▶ **GOAL OF THE EXERCISE**: Copy each line of the entries that contains the word "polygon".

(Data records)
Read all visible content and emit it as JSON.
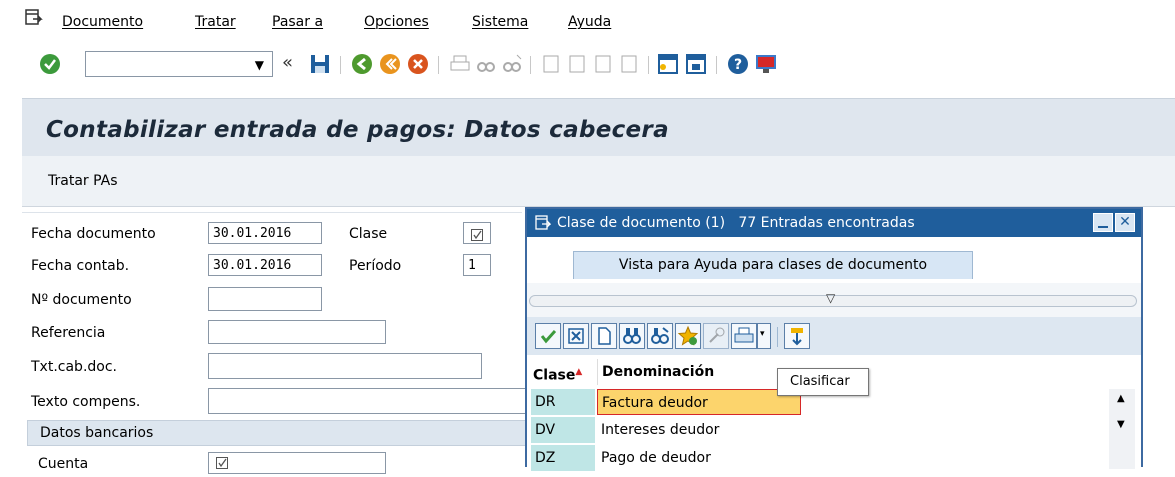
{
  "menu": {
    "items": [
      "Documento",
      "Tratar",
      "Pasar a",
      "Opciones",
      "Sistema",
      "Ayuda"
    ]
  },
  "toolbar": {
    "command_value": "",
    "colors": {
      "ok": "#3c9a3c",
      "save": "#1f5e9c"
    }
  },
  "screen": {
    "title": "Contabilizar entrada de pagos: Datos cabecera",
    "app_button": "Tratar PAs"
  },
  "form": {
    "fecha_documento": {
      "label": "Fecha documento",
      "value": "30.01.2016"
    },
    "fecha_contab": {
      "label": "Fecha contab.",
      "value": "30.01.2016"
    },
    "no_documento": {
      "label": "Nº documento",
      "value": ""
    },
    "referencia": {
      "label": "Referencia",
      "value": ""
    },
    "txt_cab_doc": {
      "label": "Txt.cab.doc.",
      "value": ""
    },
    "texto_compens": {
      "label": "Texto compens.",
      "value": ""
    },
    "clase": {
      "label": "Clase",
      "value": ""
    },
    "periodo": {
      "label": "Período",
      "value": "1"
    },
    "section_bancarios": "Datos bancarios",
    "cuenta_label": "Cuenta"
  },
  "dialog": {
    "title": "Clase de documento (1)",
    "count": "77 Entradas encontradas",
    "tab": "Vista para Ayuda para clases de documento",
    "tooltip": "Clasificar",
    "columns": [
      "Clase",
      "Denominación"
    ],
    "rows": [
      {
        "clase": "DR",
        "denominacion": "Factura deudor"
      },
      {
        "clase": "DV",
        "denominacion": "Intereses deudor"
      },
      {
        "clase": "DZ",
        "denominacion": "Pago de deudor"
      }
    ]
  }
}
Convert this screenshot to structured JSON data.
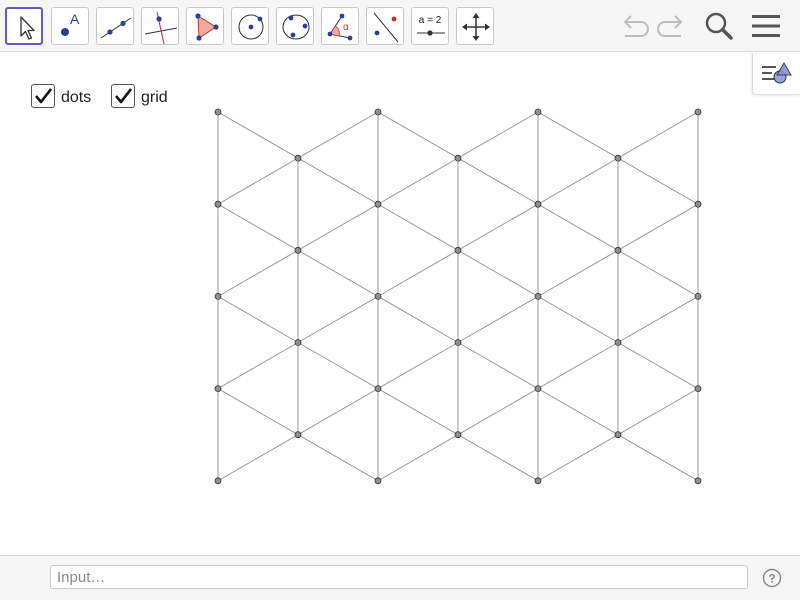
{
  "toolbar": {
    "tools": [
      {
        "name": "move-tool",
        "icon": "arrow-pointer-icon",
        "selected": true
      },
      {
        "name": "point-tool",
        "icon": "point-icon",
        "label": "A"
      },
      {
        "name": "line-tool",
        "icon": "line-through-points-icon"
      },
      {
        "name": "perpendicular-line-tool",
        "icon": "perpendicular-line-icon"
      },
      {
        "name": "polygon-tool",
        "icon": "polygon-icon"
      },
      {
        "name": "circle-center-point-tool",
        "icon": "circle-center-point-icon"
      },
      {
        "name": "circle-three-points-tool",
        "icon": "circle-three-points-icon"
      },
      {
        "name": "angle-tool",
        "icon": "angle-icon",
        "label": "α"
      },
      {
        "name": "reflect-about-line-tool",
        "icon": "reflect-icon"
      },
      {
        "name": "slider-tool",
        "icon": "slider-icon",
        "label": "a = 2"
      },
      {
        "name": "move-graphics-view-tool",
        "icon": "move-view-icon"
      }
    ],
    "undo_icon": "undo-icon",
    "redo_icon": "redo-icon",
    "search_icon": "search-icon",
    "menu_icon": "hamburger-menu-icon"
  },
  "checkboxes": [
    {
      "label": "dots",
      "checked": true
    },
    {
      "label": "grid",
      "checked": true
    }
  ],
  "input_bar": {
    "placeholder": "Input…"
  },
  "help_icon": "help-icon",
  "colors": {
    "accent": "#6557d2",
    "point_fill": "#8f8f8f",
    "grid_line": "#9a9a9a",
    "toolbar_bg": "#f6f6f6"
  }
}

---

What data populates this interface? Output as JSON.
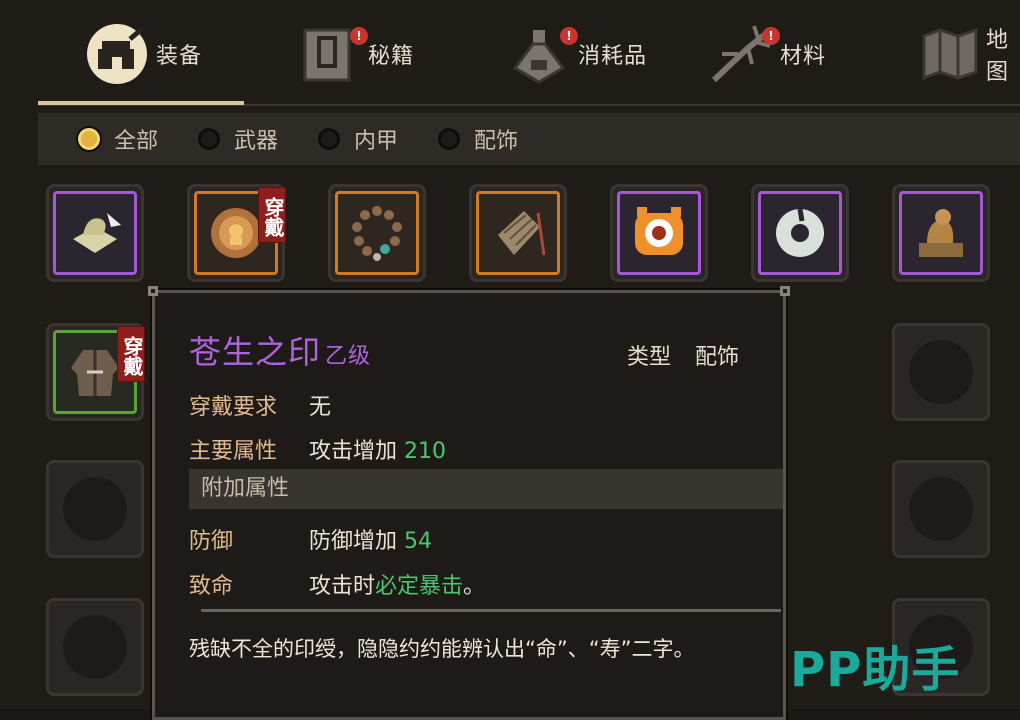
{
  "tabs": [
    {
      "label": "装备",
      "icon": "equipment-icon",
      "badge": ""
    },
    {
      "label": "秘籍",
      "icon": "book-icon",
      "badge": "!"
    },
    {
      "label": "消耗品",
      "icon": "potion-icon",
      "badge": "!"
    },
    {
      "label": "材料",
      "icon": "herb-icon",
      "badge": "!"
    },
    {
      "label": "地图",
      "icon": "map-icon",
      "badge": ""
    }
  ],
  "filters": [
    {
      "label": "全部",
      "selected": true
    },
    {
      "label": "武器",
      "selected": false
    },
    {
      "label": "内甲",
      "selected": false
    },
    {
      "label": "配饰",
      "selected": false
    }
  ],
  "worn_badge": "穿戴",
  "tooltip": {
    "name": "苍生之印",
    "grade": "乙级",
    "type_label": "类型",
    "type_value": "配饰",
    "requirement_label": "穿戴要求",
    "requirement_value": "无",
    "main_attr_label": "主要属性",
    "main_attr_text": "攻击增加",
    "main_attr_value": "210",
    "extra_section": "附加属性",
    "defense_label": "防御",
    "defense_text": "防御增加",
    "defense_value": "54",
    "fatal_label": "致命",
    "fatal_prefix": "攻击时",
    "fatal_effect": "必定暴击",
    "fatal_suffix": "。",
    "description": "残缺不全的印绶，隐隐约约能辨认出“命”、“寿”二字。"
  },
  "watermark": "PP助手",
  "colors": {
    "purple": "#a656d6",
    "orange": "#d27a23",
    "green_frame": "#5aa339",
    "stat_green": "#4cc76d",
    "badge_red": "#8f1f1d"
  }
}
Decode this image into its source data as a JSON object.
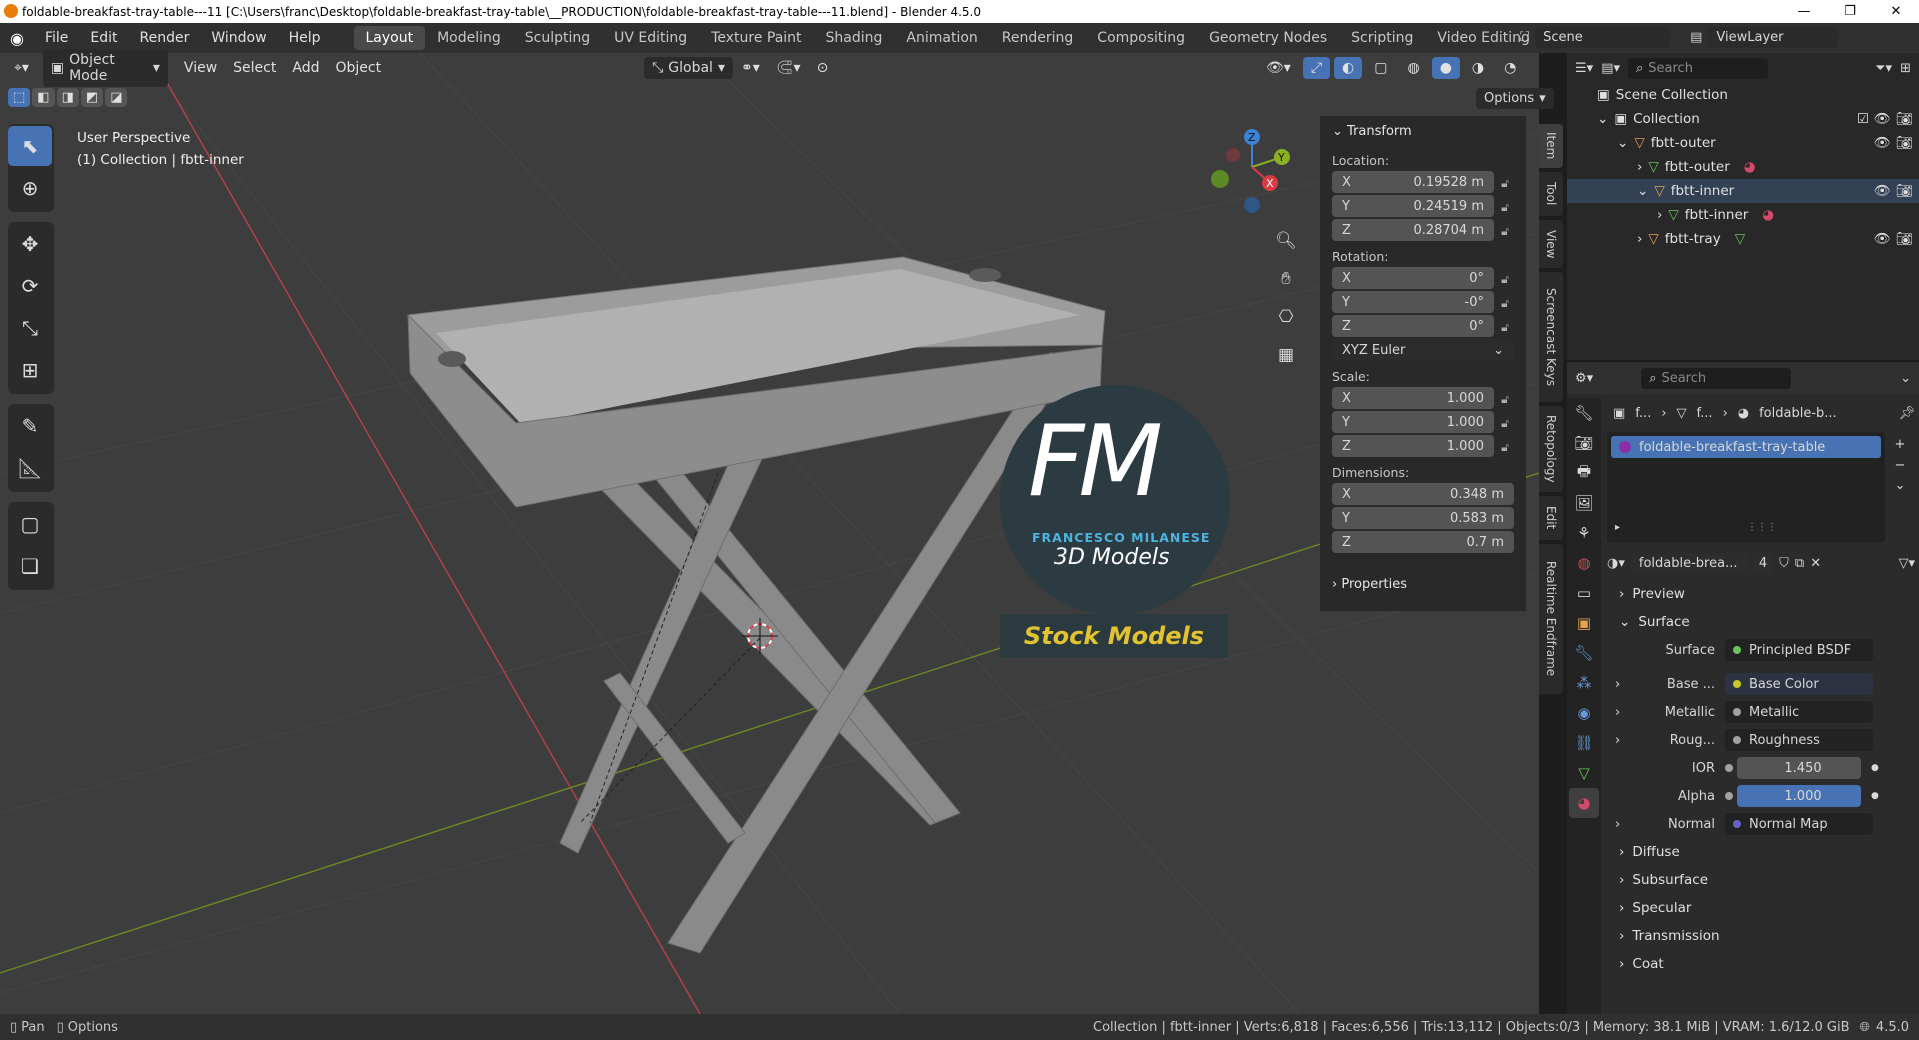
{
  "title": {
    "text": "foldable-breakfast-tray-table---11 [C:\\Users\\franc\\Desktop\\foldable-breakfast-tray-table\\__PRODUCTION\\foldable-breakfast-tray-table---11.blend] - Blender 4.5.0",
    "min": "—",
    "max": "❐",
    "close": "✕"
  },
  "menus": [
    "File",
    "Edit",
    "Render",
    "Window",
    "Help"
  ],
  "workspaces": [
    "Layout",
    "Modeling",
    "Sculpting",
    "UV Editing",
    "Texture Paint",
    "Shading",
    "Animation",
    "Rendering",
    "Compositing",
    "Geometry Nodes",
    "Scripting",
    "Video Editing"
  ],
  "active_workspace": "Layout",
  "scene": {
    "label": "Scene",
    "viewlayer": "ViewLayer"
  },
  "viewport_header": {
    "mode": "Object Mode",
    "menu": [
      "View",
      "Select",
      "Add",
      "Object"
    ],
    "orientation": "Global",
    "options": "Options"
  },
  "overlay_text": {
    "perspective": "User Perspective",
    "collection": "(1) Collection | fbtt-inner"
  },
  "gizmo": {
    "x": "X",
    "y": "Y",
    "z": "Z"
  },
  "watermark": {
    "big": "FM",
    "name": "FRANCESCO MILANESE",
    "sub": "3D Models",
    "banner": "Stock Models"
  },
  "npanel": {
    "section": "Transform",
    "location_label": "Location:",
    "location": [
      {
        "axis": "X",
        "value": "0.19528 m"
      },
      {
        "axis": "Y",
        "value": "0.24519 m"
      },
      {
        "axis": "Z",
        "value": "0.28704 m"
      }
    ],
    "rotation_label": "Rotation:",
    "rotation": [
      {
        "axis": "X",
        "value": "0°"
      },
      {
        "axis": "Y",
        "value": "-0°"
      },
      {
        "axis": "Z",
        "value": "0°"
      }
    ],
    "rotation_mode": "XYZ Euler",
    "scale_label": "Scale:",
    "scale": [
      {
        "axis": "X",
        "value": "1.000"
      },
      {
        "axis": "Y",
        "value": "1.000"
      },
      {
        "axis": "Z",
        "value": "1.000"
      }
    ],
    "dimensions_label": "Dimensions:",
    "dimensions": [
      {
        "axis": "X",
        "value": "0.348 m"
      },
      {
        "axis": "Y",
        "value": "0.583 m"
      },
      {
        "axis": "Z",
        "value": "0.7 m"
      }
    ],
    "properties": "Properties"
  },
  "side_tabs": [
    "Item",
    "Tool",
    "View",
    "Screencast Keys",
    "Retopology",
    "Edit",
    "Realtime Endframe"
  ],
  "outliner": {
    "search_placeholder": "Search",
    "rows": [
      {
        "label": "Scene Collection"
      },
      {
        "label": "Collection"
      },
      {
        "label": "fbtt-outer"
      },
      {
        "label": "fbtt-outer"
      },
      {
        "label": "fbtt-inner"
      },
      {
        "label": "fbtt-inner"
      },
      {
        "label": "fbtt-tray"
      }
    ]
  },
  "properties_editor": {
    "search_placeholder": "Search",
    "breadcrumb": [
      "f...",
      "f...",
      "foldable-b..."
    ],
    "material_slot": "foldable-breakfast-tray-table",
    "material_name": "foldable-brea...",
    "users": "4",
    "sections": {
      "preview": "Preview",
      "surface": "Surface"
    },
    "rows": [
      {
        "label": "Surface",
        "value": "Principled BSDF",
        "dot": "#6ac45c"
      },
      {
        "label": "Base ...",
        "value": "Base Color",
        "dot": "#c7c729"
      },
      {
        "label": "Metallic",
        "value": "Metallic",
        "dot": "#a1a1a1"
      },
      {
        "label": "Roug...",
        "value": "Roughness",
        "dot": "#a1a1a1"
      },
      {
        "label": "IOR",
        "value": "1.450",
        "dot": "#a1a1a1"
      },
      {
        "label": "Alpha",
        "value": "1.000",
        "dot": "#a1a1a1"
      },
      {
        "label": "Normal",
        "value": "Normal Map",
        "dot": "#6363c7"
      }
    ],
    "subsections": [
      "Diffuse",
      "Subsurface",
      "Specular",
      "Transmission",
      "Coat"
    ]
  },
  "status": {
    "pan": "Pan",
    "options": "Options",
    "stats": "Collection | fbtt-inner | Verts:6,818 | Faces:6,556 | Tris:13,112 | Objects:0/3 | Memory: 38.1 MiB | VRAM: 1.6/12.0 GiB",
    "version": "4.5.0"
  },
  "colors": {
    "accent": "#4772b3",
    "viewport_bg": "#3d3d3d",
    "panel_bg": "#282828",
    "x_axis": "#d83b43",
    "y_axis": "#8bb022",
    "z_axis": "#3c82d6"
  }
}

▶ **COMPLETED TASK**:
        "name": "polygon-tool",
        "icon": "polygon-icon"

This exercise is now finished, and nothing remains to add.